In the material below, find each line holding the string "Window" and copy it.

++++ Provided records ++++

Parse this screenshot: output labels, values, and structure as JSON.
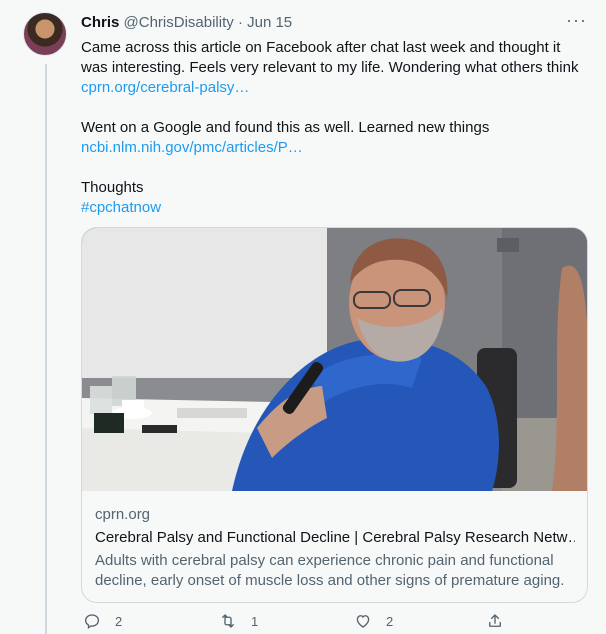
{
  "tweet": {
    "author_name": "Chris",
    "author_handle": "@ChrisDisability",
    "separator": "·",
    "date": "Jun 15",
    "more_label": "···",
    "text_line_1": "Came across this article on Facebook after chat last week and thought it",
    "text_line_2": "was interesting. Feels very relevant to my life. Wondering what others think",
    "link_1": "cprn.org/cerebral-palsy…",
    "text_line_3": "Went on a Google and found this as well. Learned new things",
    "link_2": "ncbi.nlm.nih.gov/pmc/articles/P…",
    "text_line_4": "Thoughts",
    "hashtag": "#cpchatnow"
  },
  "card": {
    "domain": "cprn.org",
    "title": "Cerebral Palsy and Functional Decline | Cerebral Palsy Research Netw…",
    "description_line_1": "Adults with cerebral palsy can experience chronic pain and functional",
    "description_line_2": "decline, early onset of muscle loss and other signs of premature aging."
  },
  "actions": {
    "reply_count": "2",
    "retweet_count": "1",
    "like_count": "2"
  },
  "icons": [
    "avatar",
    "more-icon",
    "reply-icon",
    "retweet-icon",
    "like-icon",
    "share-icon"
  ],
  "colors": {
    "link": "#1d9bf0",
    "secondary_text": "#536471",
    "background": "#f7f9f9"
  }
}
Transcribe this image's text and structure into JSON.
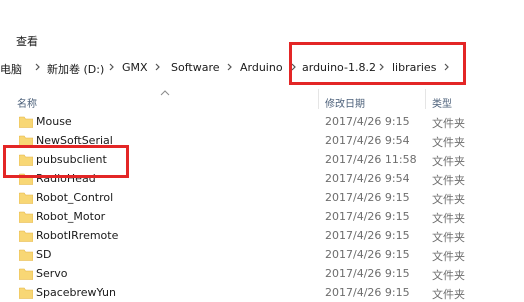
{
  "ribbon": {
    "view_tab": "查看"
  },
  "breadcrumb": {
    "items": [
      "电脑",
      "新加卷 (D:)",
      "GMX",
      "Software",
      "Arduino",
      "arduino-1.8.2",
      "libraries"
    ]
  },
  "columns": {
    "name": "名称",
    "modified": "修改日期",
    "type": "类型"
  },
  "files": [
    {
      "name": "Mouse",
      "date": "2017/4/26 9:15",
      "type": "文件夹"
    },
    {
      "name": "NewSoftSerial",
      "date": "2017/4/26 9:54",
      "type": "文件夹"
    },
    {
      "name": "pubsubclient",
      "date": "2017/4/26 11:58",
      "type": "文件夹"
    },
    {
      "name": "RadioHead",
      "date": "2017/4/26 9:54",
      "type": "文件夹"
    },
    {
      "name": "Robot_Control",
      "date": "2017/4/26 9:15",
      "type": "文件夹"
    },
    {
      "name": "Robot_Motor",
      "date": "2017/4/26 9:15",
      "type": "文件夹"
    },
    {
      "name": "RobotIRremote",
      "date": "2017/4/26 9:15",
      "type": "文件夹"
    },
    {
      "name": "SD",
      "date": "2017/4/26 9:15",
      "type": "文件夹"
    },
    {
      "name": "Servo",
      "date": "2017/4/26 9:15",
      "type": "文件夹"
    },
    {
      "name": "SpacebrewYun",
      "date": "2017/4/26 9:15",
      "type": "文件夹"
    }
  ],
  "colors": {
    "folder": "#f8d775",
    "folder_dark": "#e3b341",
    "highlight_box": "#e32626"
  },
  "icons": {
    "separator": "chevron-right-icon",
    "folder": "folder-icon",
    "sort": "sort-up-icon"
  }
}
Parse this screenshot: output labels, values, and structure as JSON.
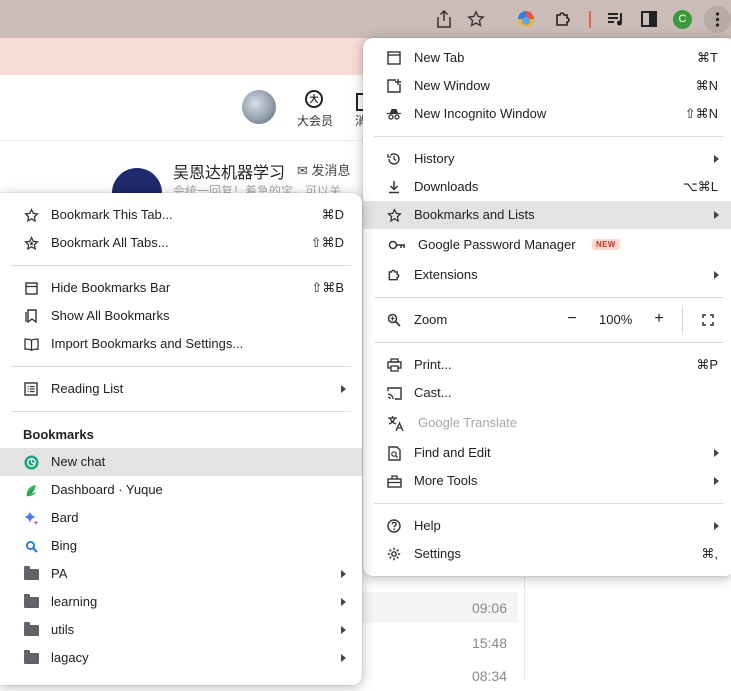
{
  "chrome": {
    "share_icon": "share-icon",
    "star_icon": "star-icon",
    "extension_icons": [
      "colorful-extension-icon",
      "puzzle-icon",
      "media-icon",
      "sidepanel-icon"
    ],
    "profile_initial": "C",
    "menu_icon": "kebab-icon",
    "colors": {
      "toolbar": "#cbbcb7",
      "tabstrip": "#f7dcd4",
      "profile": "#3f9a3c"
    }
  },
  "page": {
    "header_vip": "大会员",
    "header_msg": "消",
    "title": "吴恩达机器学习",
    "send_message": "发消息",
    "subtitle": "会统一回复！着急的宝，可以关",
    "chat_times": [
      "09:06",
      "15:48",
      "08:34"
    ]
  },
  "main_menu": {
    "items": [
      {
        "label": "New Tab",
        "shortcut": "⌘T"
      },
      {
        "label": "New Window",
        "shortcut": "⌘N"
      },
      {
        "label": "New Incognito Window",
        "shortcut": "⇧⌘N"
      },
      {
        "label": "History",
        "shortcut": ""
      },
      {
        "label": "Downloads",
        "shortcut": "⌥⌘L"
      },
      {
        "label": "Bookmarks and Lists",
        "shortcut": ""
      },
      {
        "label": "Google Password Manager",
        "shortcut": "",
        "badge": "NEW"
      },
      {
        "label": "Extensions",
        "shortcut": ""
      },
      {
        "label": "Zoom",
        "shortcut": ""
      },
      {
        "label": "Print...",
        "shortcut": "⌘P"
      },
      {
        "label": "Cast...",
        "shortcut": ""
      },
      {
        "label": "Google Translate",
        "shortcut": ""
      },
      {
        "label": "Find and Edit",
        "shortcut": ""
      },
      {
        "label": "More Tools",
        "shortcut": ""
      },
      {
        "label": "Help",
        "shortcut": ""
      },
      {
        "label": "Settings",
        "shortcut": "⌘,"
      }
    ],
    "zoom": {
      "minus": "−",
      "value": "100%",
      "plus": "+"
    }
  },
  "bookmarks_menu": {
    "items": [
      {
        "label": "Bookmark This Tab...",
        "shortcut": "⌘D"
      },
      {
        "label": "Bookmark All Tabs...",
        "shortcut": "⇧⌘D"
      },
      {
        "label": "Hide Bookmarks Bar",
        "shortcut": "⇧⌘B"
      },
      {
        "label": "Show All Bookmarks",
        "shortcut": ""
      },
      {
        "label": "Import Bookmarks and Settings...",
        "shortcut": ""
      },
      {
        "label": "Reading List",
        "shortcut": ""
      }
    ],
    "section_title": "Bookmarks",
    "bookmarks": [
      {
        "label": "New chat",
        "icon": "chatgpt-icon"
      },
      {
        "label": "Dashboard · Yuque",
        "icon": "yuque-icon"
      },
      {
        "label": "Bard",
        "icon": "bard-icon"
      },
      {
        "label": "Bing",
        "icon": "bing-icon"
      },
      {
        "label": "PA",
        "icon": "folder-icon"
      },
      {
        "label": "learning",
        "icon": "folder-icon"
      },
      {
        "label": "utils",
        "icon": "folder-icon"
      },
      {
        "label": "lagacy",
        "icon": "folder-icon"
      }
    ]
  }
}
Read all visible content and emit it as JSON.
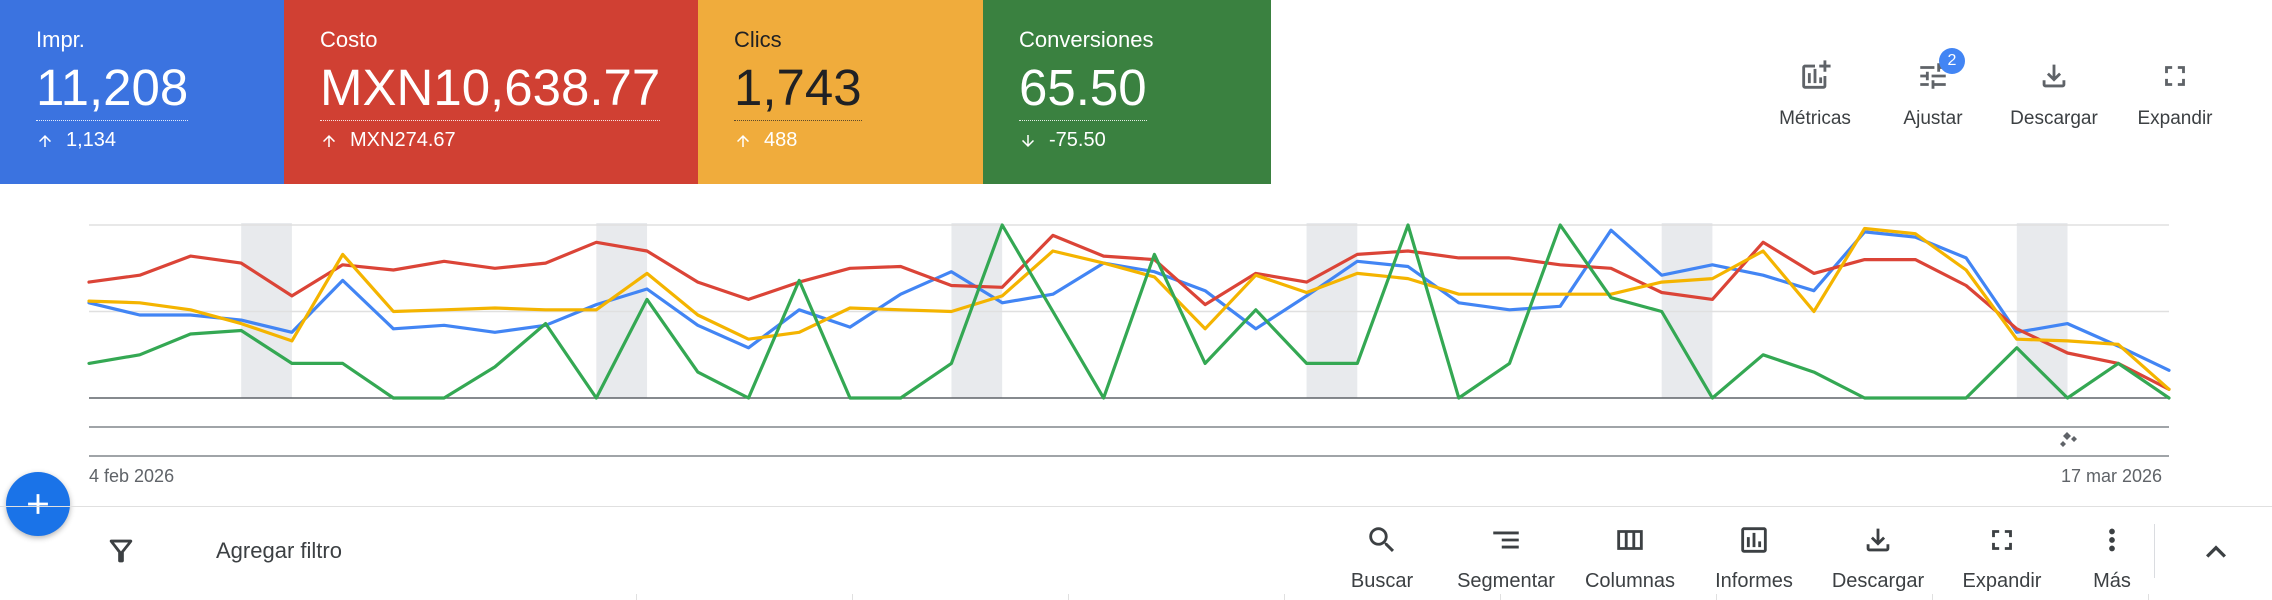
{
  "cards": [
    {
      "label": "Impr.",
      "value": "11,208",
      "delta": "1,134",
      "direction": "up",
      "color": "#3b73e0"
    },
    {
      "label": "Costo",
      "value": "MXN10,638.77",
      "delta": "MXN274.67",
      "direction": "up",
      "color": "#d04033"
    },
    {
      "label": "Clics",
      "value": "1,743",
      "delta": "488",
      "direction": "up",
      "color": "#f0ac3c"
    },
    {
      "label": "Conversiones",
      "value": "65.50",
      "delta": "-75.50",
      "direction": "down",
      "color": "#3a8140"
    }
  ],
  "top_tools": {
    "metrics": "Métricas",
    "adjust": "Ajustar",
    "adjust_badge": "2",
    "download": "Descargar",
    "expand": "Expandir"
  },
  "chart": {
    "start_date": "4 feb 2026",
    "end_date": "17 mar 2026"
  },
  "chart_data": {
    "type": "line",
    "x_start": "4 feb 2026",
    "x_end": "17 mar 2026",
    "shaded_periods": [
      [
        3,
        4
      ],
      [
        10,
        11
      ],
      [
        17,
        18
      ],
      [
        24,
        25
      ],
      [
        31,
        32
      ],
      [
        38,
        39
      ]
    ],
    "series": [
      {
        "color": "#4285f4",
        "values": [
          55,
          48,
          48,
          45,
          38,
          68,
          40,
          42,
          38,
          42,
          54,
          63,
          42,
          29,
          51,
          41,
          60,
          73,
          55,
          60,
          78,
          73,
          62,
          40,
          59,
          79,
          76,
          55,
          51,
          53,
          97,
          71,
          77,
          71,
          62,
          96,
          93,
          81,
          38,
          43,
          30,
          16
        ]
      },
      {
        "color": "#db4437",
        "values": [
          67,
          71,
          82,
          78,
          59,
          77,
          74,
          79,
          75,
          78,
          90,
          85,
          67,
          57,
          67,
          75,
          76,
          65,
          64,
          94,
          82,
          80,
          54,
          72,
          67,
          83,
          85,
          81,
          81,
          77,
          75,
          61,
          57,
          90,
          72,
          80,
          80,
          65,
          40,
          26,
          20,
          5
        ]
      },
      {
        "color": "#f4b400",
        "values": [
          56,
          55,
          51,
          43,
          33,
          83,
          50,
          51,
          52,
          51,
          51,
          72,
          48,
          34,
          38,
          52,
          51,
          50,
          59,
          85,
          78,
          70,
          40,
          71,
          61,
          72,
          69,
          60,
          60,
          60,
          60,
          67,
          69,
          85,
          50,
          98,
          95,
          74,
          34,
          33,
          31,
          5
        ]
      },
      {
        "color": "#34a853",
        "values": [
          20,
          25,
          37,
          39,
          20,
          20,
          0,
          0,
          18,
          43,
          0,
          57,
          15,
          0,
          68,
          0,
          0,
          20,
          100,
          50,
          0,
          83,
          20,
          51,
          20,
          20,
          100,
          0,
          20,
          100,
          58,
          50,
          0,
          25,
          15,
          0,
          0,
          0,
          29,
          0,
          20,
          0
        ]
      }
    ]
  },
  "bottom_toolbar": {
    "add_filter": "Agregar filtro",
    "search": "Buscar",
    "segment": "Segmentar",
    "columns": "Columnas",
    "reports": "Informes",
    "download": "Descargar",
    "expand": "Expandir",
    "more": "Más"
  }
}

++++

| Response |
        "label": "New Window",
        "label": "New Incognito Window",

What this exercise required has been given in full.